------ Data supplied ------
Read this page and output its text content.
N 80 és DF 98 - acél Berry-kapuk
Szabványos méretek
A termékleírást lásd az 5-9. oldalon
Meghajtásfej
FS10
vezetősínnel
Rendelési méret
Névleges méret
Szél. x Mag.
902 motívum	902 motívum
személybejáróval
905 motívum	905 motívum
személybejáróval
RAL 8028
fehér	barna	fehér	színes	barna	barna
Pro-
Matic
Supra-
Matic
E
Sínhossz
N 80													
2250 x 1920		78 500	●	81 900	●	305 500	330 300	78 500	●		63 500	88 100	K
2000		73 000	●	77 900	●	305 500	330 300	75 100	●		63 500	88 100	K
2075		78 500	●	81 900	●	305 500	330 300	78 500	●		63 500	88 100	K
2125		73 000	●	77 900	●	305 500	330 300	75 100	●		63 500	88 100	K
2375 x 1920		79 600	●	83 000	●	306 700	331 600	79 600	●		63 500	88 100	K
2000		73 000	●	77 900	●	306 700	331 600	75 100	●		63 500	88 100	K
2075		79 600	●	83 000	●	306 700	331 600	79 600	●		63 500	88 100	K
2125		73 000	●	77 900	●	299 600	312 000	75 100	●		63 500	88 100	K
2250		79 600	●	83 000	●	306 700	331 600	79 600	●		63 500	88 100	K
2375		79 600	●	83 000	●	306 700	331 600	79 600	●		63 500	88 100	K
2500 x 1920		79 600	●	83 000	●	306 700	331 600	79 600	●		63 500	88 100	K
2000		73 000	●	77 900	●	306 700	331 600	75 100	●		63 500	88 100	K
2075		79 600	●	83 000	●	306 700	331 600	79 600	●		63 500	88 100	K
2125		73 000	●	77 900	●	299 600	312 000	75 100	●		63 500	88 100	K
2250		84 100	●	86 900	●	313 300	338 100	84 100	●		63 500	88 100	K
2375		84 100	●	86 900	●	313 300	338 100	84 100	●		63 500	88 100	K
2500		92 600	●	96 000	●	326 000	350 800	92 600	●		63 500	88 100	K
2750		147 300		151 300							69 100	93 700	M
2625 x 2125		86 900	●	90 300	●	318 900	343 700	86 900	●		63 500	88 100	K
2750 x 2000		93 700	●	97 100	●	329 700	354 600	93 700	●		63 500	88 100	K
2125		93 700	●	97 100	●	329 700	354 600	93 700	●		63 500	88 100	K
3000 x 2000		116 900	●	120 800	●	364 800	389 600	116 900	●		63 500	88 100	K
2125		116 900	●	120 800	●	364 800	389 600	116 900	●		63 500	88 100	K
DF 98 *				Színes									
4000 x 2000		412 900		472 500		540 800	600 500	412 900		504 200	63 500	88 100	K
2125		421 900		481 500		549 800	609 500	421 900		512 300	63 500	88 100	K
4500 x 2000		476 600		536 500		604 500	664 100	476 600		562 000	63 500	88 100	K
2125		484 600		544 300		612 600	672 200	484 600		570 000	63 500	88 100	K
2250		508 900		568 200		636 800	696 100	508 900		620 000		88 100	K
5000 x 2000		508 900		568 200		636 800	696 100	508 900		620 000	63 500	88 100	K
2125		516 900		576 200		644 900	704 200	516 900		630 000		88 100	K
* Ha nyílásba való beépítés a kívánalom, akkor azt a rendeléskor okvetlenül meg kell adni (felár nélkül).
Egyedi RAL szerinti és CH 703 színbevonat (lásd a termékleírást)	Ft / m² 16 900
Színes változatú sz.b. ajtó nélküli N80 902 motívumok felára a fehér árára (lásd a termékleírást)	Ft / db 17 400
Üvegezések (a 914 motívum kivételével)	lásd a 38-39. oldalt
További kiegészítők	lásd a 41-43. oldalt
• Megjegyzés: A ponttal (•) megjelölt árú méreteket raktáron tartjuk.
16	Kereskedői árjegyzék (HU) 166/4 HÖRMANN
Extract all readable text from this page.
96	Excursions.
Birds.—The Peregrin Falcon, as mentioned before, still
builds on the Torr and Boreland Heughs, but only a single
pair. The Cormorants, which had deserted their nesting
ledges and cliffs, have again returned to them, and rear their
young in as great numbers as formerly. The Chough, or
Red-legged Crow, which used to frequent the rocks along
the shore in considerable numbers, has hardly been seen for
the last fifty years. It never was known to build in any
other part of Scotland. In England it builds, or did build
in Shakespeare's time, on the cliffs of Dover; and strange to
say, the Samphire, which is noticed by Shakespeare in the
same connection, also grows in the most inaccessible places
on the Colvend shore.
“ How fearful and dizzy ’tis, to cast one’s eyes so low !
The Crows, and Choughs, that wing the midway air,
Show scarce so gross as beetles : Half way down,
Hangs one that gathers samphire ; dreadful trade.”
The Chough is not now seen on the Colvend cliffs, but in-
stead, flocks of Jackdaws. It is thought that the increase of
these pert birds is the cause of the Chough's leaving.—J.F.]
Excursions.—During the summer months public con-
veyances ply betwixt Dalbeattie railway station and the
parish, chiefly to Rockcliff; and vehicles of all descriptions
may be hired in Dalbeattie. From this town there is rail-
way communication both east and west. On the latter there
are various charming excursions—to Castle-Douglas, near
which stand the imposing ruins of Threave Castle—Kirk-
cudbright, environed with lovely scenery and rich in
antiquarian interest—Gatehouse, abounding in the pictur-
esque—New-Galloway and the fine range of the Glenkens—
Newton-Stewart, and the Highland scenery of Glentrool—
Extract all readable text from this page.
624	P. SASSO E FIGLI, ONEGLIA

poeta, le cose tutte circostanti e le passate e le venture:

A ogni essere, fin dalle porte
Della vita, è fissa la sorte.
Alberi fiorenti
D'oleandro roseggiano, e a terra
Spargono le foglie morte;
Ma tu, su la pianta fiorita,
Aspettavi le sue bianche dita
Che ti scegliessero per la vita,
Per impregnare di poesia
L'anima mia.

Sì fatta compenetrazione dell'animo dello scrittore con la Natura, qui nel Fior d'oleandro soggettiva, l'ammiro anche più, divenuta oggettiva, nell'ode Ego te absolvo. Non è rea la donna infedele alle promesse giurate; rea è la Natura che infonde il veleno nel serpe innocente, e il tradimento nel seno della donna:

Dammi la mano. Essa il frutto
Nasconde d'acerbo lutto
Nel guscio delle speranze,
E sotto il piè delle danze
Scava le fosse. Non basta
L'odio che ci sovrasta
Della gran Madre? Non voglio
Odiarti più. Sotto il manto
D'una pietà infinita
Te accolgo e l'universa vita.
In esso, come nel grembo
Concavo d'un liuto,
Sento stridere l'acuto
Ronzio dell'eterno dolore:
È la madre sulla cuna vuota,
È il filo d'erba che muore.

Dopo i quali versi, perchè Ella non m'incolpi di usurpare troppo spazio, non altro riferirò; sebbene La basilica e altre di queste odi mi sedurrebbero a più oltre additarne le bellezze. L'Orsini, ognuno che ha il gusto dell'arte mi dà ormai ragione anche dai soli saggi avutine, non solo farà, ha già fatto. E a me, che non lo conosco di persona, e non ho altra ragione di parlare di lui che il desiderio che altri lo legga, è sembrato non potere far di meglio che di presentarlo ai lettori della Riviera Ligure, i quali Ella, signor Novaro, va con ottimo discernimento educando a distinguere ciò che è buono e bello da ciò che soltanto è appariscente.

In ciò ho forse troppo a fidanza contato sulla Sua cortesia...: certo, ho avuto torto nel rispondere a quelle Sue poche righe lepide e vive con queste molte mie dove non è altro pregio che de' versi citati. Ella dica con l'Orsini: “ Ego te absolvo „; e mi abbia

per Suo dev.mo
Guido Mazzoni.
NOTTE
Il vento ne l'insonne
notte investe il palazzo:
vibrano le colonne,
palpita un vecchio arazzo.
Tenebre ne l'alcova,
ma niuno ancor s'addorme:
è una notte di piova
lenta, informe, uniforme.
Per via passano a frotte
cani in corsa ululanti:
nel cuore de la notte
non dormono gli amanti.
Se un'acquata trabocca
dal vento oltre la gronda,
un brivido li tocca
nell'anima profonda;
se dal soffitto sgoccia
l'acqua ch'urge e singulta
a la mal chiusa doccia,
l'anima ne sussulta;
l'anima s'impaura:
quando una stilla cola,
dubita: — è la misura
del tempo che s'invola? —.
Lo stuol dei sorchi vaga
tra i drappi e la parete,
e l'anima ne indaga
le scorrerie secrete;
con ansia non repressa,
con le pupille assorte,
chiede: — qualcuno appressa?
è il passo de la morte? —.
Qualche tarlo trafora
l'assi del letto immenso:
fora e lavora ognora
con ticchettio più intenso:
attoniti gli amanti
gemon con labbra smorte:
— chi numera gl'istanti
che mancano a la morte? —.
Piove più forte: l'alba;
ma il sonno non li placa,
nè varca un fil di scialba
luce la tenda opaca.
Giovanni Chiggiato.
------
Task instructions: Report how many lines contain "Orsini". Give nothing but the number.

Expected output: 2